(Labeled box records)

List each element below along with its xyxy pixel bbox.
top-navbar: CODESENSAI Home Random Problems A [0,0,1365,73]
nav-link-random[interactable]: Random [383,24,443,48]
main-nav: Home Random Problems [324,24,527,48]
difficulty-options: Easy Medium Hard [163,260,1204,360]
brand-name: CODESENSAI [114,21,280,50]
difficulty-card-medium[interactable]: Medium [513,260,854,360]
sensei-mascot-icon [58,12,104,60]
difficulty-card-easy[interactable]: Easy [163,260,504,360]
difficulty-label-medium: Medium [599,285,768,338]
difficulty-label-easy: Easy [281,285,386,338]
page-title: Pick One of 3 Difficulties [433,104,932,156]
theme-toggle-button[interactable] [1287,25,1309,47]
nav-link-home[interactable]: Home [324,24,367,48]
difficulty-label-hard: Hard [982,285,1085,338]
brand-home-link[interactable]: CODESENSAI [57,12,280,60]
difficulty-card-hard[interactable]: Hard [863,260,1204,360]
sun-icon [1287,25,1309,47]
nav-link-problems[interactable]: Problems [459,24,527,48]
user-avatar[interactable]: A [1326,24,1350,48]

OBJECTIVE> Copy out the lines of these items word for word, with nothing changed.

REPLY TO THE TASK>
List each element below along with its xyxy pixel bbox.
top-navbar: CODESENSAI Home Random Problems A [0,0,1365,73]
nav-link-random[interactable]: Random [383,24,443,48]
main-nav: Home Random Problems [324,24,527,48]
difficulty-options: Easy Medium Hard [163,260,1204,360]
brand-name: CODESENSAI [114,21,280,50]
difficulty-card-medium[interactable]: Medium [513,260,854,360]
sensei-mascot-icon [58,12,104,60]
difficulty-card-easy[interactable]: Easy [163,260,504,360]
difficulty-label-medium: Medium [599,285,768,338]
difficulty-label-easy: Easy [281,285,386,338]
page-title: Pick One of 3 Difficulties [433,104,932,156]
theme-toggle-button[interactable] [1287,25,1309,47]
nav-link-home[interactable]: Home [324,24,367,48]
difficulty-label-hard: Hard [982,285,1085,338]
brand-home-link[interactable]: CODESENSAI [57,12,280,60]
difficulty-card-hard[interactable]: Hard [863,260,1204,360]
sun-icon [1287,25,1309,47]
nav-link-problems[interactable]: Problems [459,24,527,48]
user-avatar[interactable]: A [1326,24,1350,48]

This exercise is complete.